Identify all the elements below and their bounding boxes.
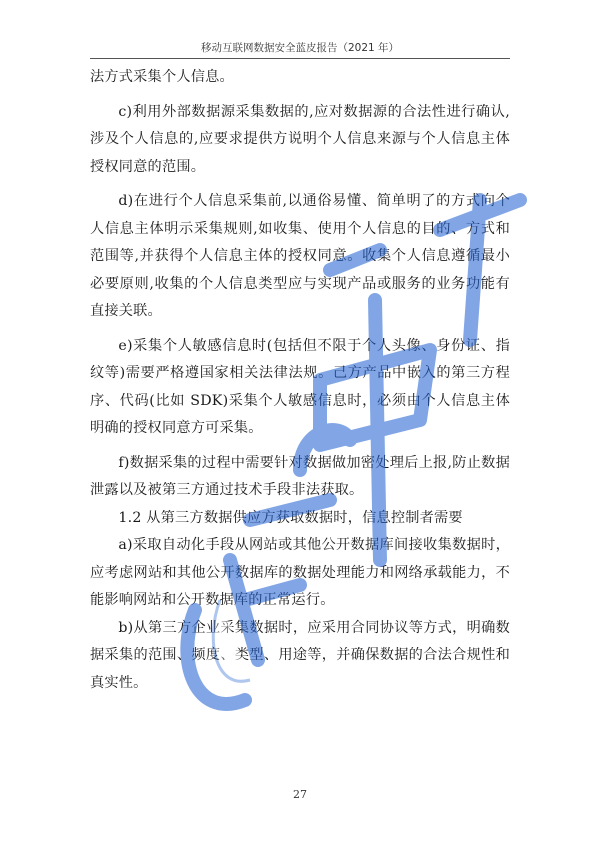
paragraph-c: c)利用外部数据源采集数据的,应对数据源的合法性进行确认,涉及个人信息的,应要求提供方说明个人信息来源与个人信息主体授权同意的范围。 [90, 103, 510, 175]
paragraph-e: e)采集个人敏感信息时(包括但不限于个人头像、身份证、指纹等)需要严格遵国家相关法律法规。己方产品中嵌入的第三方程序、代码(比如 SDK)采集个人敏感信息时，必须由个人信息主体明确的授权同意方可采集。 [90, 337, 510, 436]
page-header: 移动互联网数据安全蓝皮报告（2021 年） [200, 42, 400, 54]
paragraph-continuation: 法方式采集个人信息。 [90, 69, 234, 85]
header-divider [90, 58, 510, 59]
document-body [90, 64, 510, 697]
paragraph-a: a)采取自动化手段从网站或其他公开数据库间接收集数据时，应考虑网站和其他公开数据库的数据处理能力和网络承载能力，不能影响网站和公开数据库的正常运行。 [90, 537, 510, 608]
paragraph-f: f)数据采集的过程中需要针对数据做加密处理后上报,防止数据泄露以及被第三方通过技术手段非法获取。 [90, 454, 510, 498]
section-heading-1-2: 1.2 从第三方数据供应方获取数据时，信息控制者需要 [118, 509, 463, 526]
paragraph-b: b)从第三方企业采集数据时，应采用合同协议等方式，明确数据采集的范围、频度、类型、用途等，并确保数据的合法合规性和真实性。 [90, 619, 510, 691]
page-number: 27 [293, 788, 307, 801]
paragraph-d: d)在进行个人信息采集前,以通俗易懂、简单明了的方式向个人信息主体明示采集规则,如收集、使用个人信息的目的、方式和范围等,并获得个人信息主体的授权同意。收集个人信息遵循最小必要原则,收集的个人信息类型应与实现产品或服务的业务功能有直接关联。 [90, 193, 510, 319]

—————

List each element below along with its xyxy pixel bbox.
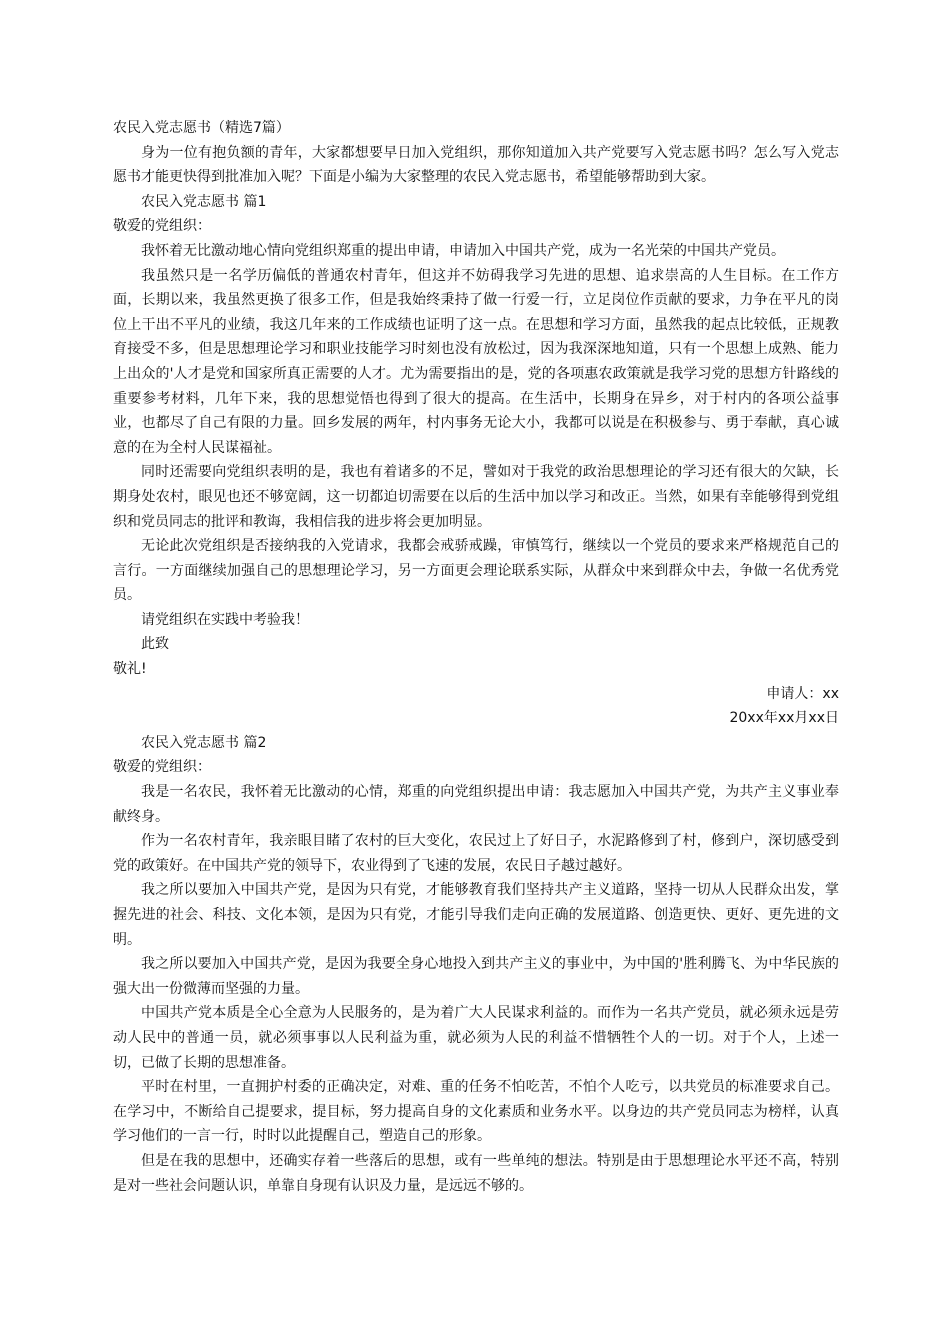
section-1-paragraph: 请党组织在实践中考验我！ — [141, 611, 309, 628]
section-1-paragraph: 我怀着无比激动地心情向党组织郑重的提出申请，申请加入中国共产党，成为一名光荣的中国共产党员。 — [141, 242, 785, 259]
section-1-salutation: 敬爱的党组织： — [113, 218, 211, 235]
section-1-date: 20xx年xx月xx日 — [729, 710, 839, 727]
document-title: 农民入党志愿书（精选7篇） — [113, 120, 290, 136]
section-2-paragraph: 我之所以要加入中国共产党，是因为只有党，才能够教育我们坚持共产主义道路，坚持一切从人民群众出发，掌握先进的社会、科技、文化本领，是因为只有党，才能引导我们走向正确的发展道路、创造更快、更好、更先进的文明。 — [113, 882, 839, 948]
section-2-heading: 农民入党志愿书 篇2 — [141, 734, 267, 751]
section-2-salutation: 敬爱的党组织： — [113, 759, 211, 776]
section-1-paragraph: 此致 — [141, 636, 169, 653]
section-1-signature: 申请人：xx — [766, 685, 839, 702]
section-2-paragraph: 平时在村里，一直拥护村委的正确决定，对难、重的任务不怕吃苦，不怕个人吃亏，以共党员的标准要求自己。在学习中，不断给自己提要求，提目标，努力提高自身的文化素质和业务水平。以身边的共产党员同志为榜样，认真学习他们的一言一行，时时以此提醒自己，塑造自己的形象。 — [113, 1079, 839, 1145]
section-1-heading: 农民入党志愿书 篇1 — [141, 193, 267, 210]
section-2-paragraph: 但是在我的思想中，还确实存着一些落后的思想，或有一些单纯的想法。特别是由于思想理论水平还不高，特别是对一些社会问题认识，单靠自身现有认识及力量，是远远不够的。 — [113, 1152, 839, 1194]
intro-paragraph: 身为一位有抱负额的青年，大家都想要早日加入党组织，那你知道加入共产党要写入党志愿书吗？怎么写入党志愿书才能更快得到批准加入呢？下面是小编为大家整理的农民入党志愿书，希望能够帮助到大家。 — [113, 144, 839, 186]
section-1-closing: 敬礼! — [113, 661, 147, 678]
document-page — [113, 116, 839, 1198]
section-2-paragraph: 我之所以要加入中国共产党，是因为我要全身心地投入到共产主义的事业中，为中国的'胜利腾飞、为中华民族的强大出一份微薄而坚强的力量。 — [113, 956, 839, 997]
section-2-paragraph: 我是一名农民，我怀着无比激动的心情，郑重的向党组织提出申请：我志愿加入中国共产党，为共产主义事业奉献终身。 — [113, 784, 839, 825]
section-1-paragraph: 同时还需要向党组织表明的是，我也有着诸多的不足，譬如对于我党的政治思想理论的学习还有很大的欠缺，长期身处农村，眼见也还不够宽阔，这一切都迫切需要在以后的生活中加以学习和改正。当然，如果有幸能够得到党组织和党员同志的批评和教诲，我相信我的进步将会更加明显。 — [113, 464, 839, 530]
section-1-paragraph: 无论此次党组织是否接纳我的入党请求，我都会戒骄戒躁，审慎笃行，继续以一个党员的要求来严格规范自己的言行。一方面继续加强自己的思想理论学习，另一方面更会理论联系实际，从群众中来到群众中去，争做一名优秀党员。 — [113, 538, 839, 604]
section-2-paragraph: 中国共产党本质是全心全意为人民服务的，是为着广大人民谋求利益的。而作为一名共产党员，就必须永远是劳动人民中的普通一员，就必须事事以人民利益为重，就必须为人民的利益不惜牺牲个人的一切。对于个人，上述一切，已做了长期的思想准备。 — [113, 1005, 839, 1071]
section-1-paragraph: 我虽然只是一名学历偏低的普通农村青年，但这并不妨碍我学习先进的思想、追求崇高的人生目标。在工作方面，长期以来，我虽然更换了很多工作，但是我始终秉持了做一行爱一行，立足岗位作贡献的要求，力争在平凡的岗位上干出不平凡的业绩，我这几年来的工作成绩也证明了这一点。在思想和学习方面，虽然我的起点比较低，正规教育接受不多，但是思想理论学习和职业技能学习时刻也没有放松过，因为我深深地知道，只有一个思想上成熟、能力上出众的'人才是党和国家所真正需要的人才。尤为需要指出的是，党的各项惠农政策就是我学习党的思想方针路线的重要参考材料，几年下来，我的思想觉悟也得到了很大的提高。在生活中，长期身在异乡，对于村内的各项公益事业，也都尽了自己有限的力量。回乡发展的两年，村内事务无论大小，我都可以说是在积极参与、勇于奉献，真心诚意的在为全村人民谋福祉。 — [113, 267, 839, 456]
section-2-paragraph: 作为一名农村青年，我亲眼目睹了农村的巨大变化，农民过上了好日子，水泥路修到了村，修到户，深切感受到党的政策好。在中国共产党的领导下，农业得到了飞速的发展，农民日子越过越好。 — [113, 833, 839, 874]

—————

== SHORT EXERCISE ==
Copy out the data above without any changes, from the line that contains "section-1-paragraph: 请党组织在实践中考验我！ —" through the line that contains "document-title: 农民入党志愿书（精选7篇） —", including both of those lines.

== ANSWER IN FULL ==
section-1-paragraph: 请党组织在实践中考验我！ — [141, 611, 309, 628]
section-1-paragraph: 我怀着无比激动地心情向党组织郑重的提出申请，申请加入中国共产党，成为一名光荣的中国共产党员。 — [141, 242, 785, 259]
section-1-salutation: 敬爱的党组织： — [113, 218, 211, 235]
section-1-date: 20xx年xx月xx日 — [729, 710, 839, 727]
document-title: 农民入党志愿书（精选7篇） — [113, 120, 290, 136]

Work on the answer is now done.